● **WHAT IS BEING ASKED**
Find each line with "Unique" and copy it.

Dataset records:
* BEGIN *

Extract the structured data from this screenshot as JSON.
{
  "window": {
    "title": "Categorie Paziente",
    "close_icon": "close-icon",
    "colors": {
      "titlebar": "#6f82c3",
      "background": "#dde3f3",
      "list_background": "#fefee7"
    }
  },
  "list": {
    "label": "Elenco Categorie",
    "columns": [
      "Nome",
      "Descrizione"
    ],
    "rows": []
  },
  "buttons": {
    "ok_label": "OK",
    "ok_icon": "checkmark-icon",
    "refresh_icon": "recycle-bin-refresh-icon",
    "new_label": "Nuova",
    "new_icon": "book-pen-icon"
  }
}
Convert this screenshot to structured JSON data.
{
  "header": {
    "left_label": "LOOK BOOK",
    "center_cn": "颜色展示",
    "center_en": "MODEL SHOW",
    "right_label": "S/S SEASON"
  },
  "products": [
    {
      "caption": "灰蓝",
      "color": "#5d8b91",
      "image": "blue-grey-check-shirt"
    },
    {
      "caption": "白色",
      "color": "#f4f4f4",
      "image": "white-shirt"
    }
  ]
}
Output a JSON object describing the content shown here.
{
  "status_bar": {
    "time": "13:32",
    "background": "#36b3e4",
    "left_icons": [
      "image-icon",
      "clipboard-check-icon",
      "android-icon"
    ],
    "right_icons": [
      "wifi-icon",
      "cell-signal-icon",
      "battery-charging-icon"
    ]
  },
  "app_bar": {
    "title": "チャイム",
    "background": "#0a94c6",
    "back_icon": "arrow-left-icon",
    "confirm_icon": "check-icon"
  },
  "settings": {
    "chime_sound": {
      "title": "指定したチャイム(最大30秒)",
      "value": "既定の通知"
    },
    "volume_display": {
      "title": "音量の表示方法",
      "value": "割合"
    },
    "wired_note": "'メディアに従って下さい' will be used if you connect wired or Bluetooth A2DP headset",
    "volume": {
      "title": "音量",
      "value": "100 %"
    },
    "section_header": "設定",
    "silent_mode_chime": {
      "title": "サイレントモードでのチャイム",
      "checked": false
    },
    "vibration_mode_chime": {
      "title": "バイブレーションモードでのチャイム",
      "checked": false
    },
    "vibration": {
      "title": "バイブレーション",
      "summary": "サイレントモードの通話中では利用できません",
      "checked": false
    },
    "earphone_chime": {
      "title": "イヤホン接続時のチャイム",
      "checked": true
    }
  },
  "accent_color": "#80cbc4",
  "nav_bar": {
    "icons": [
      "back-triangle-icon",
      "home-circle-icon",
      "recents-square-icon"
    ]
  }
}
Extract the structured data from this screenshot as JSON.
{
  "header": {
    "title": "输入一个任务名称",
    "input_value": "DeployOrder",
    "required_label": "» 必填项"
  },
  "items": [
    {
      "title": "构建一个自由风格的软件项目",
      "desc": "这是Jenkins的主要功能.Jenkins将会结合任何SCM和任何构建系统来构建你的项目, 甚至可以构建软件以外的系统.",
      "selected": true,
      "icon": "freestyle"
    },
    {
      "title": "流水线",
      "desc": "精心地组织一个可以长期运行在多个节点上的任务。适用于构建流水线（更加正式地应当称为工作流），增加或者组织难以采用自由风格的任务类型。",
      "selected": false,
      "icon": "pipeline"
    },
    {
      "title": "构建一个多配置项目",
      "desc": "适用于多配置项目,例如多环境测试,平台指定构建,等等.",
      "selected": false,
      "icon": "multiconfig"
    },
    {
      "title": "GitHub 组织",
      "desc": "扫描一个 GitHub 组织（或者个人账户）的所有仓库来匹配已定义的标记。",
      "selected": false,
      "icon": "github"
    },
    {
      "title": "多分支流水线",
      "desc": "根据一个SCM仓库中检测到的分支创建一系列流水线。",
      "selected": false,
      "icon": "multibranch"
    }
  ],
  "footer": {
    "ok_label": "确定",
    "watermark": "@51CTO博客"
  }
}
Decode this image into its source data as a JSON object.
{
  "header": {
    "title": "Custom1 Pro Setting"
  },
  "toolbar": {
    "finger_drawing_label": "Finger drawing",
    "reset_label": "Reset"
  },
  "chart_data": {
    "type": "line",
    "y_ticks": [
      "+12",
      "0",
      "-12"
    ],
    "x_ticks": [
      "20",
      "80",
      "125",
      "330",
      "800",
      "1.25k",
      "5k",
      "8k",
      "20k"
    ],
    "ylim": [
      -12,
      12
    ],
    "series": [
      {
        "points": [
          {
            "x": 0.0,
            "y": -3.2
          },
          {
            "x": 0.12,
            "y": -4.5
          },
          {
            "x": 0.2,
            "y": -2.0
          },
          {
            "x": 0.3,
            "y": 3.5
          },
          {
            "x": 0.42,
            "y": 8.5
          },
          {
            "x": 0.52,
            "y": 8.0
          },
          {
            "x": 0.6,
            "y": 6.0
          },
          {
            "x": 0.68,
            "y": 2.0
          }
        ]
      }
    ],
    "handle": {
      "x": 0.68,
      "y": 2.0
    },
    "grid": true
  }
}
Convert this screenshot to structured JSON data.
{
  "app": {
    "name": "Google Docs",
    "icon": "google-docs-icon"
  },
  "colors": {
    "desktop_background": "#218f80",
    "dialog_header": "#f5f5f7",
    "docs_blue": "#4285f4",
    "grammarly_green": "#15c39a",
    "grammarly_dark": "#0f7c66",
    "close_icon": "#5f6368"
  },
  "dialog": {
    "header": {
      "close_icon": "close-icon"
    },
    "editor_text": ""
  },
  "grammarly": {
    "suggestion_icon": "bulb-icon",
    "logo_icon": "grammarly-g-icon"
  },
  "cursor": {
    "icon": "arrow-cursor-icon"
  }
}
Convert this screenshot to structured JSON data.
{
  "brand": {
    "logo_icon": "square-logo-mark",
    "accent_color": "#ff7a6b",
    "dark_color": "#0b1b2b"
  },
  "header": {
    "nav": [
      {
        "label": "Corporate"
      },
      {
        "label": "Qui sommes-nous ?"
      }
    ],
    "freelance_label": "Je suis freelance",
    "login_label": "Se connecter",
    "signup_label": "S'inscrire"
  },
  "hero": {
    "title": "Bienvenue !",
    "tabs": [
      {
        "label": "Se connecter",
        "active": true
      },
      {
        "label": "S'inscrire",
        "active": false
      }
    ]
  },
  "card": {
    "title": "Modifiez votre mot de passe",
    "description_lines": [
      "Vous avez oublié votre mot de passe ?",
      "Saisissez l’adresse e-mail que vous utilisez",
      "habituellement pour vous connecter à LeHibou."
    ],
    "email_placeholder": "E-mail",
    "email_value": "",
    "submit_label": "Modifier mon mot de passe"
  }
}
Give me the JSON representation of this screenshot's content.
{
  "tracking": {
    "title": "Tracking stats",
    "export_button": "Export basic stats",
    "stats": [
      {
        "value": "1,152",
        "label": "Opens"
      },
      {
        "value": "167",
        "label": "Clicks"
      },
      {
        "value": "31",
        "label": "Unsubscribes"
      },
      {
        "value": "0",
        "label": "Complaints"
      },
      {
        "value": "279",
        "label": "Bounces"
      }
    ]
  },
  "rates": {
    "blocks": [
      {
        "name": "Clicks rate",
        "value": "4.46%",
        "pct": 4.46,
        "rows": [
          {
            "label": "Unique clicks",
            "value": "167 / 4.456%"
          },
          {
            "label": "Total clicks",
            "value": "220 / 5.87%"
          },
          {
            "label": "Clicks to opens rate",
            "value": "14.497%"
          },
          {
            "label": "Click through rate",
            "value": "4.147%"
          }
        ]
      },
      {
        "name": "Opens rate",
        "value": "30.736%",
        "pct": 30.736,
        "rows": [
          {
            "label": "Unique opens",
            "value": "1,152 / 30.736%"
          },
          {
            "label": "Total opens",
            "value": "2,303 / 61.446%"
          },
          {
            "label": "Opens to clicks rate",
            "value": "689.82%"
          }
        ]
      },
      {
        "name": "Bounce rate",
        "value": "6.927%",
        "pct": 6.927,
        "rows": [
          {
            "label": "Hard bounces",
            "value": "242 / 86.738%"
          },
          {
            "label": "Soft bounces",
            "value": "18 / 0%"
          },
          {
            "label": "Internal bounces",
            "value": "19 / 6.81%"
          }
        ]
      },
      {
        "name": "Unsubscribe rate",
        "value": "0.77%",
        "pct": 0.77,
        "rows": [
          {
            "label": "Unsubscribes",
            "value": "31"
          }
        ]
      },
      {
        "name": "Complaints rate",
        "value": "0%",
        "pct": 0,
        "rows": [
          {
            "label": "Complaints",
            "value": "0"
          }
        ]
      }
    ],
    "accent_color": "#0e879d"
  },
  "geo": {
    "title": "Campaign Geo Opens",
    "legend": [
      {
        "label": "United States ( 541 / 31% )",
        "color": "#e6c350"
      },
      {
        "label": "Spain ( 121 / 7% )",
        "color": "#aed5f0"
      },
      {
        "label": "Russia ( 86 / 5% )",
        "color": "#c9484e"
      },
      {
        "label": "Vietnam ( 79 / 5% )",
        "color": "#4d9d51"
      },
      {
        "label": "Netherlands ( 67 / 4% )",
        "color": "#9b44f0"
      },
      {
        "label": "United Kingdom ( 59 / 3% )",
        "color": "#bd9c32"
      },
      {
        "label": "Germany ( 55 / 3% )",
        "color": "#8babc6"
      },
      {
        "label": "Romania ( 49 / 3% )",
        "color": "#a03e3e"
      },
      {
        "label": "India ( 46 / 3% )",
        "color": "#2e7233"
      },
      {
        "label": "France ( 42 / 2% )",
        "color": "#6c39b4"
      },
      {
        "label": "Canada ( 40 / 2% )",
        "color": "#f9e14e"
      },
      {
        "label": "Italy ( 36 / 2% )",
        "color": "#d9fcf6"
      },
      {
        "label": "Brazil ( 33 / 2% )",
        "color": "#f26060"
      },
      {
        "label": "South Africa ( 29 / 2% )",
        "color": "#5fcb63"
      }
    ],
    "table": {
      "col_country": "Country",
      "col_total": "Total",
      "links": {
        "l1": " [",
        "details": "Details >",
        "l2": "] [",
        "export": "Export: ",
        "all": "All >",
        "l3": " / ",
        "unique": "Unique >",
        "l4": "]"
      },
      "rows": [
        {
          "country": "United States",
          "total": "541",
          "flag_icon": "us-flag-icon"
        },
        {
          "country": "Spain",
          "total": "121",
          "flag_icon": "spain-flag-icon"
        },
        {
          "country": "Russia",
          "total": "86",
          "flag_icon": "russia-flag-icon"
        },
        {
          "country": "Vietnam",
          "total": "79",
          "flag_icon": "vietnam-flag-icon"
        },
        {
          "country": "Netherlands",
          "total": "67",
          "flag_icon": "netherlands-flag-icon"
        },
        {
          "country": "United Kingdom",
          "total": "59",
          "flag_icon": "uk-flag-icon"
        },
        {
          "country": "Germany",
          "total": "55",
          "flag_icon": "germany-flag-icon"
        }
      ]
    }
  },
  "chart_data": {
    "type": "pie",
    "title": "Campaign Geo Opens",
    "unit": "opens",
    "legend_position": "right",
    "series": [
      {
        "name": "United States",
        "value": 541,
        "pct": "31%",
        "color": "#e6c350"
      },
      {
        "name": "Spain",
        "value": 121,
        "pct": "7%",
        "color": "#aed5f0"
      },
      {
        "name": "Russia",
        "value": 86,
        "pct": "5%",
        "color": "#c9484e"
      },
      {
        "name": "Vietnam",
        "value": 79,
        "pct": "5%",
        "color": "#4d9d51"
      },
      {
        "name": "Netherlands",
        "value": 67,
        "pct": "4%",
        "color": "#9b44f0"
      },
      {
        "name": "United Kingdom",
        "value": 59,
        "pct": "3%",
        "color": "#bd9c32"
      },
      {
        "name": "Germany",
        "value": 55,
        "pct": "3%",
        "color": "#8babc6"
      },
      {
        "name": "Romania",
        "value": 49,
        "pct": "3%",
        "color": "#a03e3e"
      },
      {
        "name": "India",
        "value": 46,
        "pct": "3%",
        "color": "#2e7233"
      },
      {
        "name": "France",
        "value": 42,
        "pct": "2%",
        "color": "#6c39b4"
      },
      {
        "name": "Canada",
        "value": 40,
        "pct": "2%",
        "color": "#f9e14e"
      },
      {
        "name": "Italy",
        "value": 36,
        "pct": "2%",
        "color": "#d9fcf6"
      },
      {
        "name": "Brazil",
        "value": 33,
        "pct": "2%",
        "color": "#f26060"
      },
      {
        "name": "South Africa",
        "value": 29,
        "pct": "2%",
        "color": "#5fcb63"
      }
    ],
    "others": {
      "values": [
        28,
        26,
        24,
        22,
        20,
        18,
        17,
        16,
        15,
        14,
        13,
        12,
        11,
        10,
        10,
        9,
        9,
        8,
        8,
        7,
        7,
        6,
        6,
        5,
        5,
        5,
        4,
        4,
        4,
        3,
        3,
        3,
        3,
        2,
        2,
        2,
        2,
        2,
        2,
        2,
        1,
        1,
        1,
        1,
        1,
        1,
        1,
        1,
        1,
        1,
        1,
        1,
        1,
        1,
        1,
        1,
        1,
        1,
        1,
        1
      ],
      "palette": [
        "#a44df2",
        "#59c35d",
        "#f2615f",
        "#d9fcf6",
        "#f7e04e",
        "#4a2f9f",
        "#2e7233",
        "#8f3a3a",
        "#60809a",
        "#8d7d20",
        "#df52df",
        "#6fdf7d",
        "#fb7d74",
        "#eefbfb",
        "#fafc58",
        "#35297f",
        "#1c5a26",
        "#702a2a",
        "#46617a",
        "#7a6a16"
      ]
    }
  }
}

* END *

● **RESPONSE TO THIS TASK**
            "label": "Unique clicks",
            "label": "Unique opens",
        "unique": "Unique >",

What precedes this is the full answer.